- **Dataset records**

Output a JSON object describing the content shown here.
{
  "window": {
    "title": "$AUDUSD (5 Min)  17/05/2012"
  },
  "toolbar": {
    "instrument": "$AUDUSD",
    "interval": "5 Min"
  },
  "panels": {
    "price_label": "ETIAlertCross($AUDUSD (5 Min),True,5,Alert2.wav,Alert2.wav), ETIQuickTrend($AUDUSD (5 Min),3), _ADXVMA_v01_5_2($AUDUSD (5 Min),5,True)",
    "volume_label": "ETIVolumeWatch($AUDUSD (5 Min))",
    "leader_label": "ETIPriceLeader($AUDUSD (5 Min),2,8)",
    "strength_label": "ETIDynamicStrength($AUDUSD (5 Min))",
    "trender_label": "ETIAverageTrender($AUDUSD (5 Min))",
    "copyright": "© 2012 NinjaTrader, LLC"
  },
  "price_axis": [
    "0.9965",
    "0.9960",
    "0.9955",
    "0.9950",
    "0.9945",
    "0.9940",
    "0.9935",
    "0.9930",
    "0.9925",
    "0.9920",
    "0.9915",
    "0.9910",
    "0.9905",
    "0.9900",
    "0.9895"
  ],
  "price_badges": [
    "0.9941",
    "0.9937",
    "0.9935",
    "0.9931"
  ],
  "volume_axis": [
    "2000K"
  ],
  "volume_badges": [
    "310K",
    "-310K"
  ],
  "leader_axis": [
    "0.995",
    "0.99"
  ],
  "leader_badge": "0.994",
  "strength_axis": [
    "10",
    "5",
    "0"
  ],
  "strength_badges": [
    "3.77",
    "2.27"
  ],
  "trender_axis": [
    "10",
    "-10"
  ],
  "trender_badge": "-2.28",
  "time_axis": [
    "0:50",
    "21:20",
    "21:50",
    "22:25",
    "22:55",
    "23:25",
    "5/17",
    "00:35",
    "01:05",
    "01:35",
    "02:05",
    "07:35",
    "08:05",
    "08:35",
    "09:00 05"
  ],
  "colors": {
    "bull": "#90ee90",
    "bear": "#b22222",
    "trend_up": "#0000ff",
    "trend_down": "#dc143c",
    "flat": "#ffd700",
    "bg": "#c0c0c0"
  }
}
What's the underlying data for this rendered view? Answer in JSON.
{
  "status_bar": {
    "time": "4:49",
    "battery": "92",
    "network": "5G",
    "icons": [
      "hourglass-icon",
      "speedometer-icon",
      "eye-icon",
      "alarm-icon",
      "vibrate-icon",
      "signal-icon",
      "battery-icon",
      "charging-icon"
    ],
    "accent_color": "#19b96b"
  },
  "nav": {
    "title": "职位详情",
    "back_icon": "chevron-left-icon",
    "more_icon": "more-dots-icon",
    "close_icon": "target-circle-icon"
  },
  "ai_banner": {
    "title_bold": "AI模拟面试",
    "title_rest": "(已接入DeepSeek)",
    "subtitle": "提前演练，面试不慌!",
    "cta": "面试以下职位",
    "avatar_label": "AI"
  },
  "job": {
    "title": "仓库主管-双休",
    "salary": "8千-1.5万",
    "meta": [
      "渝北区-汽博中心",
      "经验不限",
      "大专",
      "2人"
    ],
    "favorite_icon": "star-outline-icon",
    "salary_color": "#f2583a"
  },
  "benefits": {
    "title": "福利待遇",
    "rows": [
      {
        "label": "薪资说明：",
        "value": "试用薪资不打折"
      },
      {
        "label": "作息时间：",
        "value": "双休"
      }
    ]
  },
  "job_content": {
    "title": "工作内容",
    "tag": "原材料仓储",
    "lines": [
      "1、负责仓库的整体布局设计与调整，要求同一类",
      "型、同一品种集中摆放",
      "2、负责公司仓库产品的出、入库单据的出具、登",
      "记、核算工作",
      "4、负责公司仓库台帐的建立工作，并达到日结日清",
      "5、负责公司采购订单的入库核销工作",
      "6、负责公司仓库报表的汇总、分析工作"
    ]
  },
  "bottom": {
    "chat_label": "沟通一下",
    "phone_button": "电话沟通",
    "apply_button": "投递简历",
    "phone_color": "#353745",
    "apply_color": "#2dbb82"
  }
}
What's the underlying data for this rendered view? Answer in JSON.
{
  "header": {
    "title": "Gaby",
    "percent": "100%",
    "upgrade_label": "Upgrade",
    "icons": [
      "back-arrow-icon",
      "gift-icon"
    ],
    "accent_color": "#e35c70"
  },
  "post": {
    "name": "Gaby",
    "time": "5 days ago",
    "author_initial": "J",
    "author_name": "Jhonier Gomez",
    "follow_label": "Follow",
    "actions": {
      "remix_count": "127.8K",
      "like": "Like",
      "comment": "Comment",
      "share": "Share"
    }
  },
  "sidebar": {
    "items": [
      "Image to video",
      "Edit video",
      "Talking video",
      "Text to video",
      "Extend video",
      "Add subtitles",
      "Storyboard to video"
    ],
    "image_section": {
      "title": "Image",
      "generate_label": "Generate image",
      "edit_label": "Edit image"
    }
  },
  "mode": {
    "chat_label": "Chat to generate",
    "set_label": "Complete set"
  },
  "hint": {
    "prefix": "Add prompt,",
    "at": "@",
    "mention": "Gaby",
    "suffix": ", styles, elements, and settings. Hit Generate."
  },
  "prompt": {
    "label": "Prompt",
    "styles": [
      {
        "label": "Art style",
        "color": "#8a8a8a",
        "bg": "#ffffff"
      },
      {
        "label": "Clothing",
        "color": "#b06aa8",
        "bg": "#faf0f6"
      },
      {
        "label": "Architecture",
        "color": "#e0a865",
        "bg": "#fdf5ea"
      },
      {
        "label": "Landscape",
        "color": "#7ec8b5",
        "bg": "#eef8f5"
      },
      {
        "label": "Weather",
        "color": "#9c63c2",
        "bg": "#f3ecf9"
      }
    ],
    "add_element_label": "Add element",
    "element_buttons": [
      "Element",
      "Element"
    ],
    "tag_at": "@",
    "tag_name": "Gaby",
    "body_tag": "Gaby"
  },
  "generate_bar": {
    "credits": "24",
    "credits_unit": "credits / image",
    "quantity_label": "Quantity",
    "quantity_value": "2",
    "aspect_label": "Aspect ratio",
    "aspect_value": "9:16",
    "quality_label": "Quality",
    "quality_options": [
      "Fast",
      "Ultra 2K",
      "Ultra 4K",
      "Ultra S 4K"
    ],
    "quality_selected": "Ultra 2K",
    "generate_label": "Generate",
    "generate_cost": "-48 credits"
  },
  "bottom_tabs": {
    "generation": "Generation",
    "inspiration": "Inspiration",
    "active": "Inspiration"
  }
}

- **WORK TO BE COMPLETED**
Count each line of the data where the word "styles" appears, then reply with the total only.

- **RESPONSE TO THE TASK**
2